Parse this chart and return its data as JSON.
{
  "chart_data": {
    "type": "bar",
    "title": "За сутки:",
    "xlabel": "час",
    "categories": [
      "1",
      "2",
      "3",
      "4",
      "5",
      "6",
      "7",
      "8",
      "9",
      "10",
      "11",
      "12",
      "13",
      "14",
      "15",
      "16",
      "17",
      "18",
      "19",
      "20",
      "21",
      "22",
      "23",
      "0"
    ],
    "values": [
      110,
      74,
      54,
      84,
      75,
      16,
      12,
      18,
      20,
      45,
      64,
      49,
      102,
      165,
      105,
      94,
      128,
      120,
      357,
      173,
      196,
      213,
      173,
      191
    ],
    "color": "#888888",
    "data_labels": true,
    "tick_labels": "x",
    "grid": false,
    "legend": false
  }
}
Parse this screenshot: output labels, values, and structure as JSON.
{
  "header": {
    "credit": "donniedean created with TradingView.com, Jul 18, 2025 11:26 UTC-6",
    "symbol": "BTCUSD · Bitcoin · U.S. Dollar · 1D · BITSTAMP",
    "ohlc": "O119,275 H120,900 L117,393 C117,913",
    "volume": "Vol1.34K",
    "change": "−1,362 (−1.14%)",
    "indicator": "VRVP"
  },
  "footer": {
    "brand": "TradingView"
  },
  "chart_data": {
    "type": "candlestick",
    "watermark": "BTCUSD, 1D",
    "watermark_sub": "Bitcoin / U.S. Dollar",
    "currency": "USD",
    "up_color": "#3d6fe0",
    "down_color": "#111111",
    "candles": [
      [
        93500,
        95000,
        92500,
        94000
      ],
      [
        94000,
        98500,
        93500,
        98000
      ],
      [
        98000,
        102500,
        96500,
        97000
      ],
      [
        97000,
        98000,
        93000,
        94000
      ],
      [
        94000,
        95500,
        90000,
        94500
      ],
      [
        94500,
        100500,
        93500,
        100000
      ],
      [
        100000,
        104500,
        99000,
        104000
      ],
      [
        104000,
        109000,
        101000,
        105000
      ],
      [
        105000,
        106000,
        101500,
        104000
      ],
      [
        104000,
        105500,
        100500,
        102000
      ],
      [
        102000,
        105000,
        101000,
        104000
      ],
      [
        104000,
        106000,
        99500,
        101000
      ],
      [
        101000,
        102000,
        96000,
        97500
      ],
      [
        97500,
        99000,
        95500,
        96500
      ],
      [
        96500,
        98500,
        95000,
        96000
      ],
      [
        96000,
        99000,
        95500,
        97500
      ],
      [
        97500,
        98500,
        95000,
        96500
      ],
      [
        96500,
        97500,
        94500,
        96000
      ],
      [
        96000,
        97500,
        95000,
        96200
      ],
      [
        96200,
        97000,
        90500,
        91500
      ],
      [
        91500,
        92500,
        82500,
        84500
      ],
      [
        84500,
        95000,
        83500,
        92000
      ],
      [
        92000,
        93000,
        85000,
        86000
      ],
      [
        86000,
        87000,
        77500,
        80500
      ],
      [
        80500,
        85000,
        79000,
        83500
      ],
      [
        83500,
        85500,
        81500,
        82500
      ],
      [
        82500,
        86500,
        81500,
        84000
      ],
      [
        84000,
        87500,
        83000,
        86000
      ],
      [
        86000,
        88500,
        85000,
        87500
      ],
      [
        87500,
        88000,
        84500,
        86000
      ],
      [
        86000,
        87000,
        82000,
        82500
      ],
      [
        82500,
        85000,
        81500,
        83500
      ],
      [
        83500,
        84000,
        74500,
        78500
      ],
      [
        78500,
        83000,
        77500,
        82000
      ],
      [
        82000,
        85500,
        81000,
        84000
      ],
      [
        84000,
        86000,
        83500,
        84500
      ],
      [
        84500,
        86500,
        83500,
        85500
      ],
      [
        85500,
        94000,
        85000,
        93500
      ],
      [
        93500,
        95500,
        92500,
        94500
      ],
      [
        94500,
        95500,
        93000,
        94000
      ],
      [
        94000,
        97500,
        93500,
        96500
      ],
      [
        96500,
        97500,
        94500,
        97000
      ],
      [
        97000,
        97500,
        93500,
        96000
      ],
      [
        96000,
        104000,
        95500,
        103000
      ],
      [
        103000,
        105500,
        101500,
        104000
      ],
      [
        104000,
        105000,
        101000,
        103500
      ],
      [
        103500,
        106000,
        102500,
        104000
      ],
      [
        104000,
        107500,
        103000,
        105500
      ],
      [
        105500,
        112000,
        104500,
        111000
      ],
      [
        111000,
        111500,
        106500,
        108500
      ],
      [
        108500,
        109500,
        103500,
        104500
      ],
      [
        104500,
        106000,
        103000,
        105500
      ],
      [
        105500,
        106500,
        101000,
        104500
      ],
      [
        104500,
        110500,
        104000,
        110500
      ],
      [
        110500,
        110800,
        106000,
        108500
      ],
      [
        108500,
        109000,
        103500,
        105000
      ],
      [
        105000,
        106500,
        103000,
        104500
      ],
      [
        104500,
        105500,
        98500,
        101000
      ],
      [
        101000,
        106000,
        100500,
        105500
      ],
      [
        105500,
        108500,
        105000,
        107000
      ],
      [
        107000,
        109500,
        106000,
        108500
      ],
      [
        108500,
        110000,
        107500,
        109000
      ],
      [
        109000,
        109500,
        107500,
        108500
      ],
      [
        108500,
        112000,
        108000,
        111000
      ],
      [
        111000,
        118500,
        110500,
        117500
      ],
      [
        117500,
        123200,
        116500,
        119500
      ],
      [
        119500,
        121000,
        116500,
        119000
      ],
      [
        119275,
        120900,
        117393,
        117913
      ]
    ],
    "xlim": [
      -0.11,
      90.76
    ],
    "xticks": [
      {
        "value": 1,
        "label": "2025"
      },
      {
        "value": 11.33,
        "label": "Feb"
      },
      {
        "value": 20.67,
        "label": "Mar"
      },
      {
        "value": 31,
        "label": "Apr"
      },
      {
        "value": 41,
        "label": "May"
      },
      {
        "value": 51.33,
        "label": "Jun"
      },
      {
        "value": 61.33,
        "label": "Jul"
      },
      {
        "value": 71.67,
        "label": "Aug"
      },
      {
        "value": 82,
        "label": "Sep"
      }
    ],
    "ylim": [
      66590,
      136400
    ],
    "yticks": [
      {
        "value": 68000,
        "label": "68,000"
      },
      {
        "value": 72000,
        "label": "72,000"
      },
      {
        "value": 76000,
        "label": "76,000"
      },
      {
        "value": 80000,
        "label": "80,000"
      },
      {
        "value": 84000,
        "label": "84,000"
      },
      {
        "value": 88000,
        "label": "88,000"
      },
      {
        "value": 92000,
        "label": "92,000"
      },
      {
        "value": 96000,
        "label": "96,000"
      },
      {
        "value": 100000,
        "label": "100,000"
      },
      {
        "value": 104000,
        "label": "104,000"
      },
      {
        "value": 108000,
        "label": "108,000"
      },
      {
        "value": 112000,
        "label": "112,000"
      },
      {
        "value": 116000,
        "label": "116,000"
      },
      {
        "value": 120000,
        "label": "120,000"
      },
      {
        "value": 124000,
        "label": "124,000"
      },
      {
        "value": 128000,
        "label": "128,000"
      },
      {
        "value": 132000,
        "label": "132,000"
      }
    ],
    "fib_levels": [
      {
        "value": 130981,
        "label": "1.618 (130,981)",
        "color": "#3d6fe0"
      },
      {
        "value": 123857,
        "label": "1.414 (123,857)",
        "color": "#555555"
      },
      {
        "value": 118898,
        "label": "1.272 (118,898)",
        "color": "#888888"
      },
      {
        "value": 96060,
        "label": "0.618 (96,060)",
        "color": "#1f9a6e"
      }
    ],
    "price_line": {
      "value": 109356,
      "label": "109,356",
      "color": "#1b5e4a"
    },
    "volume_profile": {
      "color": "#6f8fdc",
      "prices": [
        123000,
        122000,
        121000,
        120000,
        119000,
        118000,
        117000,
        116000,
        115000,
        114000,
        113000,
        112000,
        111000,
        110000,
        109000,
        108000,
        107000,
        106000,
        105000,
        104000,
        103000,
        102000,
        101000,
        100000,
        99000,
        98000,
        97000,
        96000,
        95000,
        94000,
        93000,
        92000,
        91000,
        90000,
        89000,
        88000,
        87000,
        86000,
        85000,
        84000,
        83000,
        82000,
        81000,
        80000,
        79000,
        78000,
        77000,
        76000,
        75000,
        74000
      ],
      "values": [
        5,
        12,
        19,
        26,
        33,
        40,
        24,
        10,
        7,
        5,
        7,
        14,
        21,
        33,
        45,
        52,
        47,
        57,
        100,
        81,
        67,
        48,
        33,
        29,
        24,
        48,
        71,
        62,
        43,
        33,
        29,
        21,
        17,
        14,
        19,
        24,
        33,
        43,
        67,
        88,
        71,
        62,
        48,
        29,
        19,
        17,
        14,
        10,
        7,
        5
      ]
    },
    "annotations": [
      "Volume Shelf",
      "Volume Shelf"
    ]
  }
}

---

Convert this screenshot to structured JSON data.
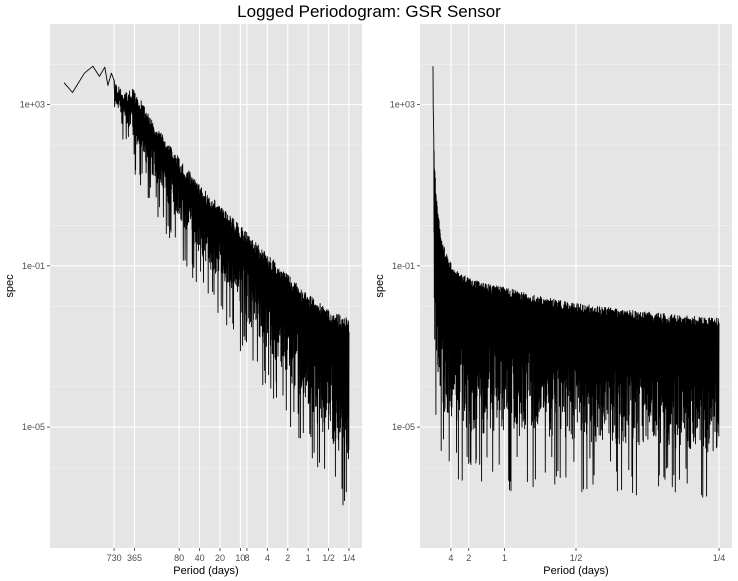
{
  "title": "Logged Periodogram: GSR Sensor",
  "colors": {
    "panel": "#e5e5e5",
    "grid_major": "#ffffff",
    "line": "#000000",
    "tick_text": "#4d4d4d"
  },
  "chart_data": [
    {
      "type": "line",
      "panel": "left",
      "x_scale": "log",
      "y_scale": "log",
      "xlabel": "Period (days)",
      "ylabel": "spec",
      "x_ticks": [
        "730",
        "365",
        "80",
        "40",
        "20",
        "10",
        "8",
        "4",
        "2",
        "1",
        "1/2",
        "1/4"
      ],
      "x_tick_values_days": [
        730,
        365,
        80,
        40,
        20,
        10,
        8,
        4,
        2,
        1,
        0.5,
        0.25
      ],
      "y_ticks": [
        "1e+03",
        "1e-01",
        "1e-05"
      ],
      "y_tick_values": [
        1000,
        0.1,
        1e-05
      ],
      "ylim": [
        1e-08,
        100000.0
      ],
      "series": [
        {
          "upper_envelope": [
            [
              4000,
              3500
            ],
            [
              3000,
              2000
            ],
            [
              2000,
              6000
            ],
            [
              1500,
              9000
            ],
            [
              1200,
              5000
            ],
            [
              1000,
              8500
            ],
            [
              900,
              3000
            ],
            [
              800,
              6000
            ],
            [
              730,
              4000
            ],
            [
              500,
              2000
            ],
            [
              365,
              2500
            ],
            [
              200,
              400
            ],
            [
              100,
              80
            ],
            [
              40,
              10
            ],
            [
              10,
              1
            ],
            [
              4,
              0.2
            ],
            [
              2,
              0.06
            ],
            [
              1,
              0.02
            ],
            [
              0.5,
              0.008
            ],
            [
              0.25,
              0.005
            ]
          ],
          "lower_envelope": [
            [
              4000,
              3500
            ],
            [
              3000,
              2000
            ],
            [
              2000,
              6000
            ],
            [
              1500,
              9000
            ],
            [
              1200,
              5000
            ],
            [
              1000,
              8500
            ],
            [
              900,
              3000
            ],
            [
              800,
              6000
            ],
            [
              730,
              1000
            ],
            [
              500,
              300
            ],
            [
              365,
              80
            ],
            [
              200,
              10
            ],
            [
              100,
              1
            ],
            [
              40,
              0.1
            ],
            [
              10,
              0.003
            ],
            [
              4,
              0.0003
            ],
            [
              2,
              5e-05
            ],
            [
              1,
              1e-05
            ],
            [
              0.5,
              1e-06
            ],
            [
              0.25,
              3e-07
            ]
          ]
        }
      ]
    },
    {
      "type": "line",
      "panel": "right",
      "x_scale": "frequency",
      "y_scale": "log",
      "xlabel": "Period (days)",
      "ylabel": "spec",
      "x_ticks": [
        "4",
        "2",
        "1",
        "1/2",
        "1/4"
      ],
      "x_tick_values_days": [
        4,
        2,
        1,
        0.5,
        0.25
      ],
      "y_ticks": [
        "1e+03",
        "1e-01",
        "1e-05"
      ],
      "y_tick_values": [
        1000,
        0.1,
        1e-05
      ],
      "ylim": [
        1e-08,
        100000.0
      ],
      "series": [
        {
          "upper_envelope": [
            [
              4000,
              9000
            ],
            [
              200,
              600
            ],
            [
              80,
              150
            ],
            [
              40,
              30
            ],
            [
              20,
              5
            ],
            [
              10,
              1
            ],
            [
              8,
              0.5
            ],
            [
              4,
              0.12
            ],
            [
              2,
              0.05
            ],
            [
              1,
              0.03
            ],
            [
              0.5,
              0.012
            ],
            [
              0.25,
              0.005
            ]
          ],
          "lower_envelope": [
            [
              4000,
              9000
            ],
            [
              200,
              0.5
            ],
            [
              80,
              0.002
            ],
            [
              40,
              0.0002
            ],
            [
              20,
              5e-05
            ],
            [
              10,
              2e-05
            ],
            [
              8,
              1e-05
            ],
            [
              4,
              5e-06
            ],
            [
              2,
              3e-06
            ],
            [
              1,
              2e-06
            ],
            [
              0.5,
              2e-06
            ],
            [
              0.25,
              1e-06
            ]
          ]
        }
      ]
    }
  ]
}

---

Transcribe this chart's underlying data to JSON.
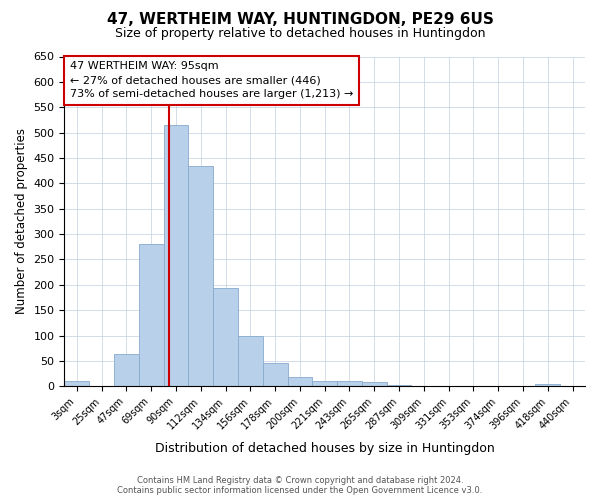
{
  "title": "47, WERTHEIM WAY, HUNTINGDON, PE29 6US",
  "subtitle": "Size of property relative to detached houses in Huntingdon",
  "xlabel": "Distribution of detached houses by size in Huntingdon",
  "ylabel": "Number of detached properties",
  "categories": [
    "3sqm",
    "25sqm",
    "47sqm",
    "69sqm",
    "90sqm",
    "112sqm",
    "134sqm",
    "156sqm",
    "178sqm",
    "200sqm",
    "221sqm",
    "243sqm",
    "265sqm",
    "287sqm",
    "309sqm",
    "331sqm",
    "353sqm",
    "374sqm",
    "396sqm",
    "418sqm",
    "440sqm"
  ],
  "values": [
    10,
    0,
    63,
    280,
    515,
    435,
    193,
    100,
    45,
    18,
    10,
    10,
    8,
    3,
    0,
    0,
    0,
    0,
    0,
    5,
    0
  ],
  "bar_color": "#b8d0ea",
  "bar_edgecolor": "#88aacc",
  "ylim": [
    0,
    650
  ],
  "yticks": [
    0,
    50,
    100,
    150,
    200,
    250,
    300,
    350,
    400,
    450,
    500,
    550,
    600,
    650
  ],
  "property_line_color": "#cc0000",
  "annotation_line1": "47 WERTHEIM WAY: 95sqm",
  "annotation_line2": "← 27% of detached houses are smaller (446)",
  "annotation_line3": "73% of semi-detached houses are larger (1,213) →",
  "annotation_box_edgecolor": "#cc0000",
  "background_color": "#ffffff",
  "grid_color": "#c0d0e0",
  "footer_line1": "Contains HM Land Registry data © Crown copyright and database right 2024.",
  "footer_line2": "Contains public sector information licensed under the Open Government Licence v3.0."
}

---

## Given instruction
From the records given above, copy all lines containing "Parse".

## Solution for this task
Parse this chart and return its data as JSON.
Parse this screenshot: output labels, values, and structure as JSON.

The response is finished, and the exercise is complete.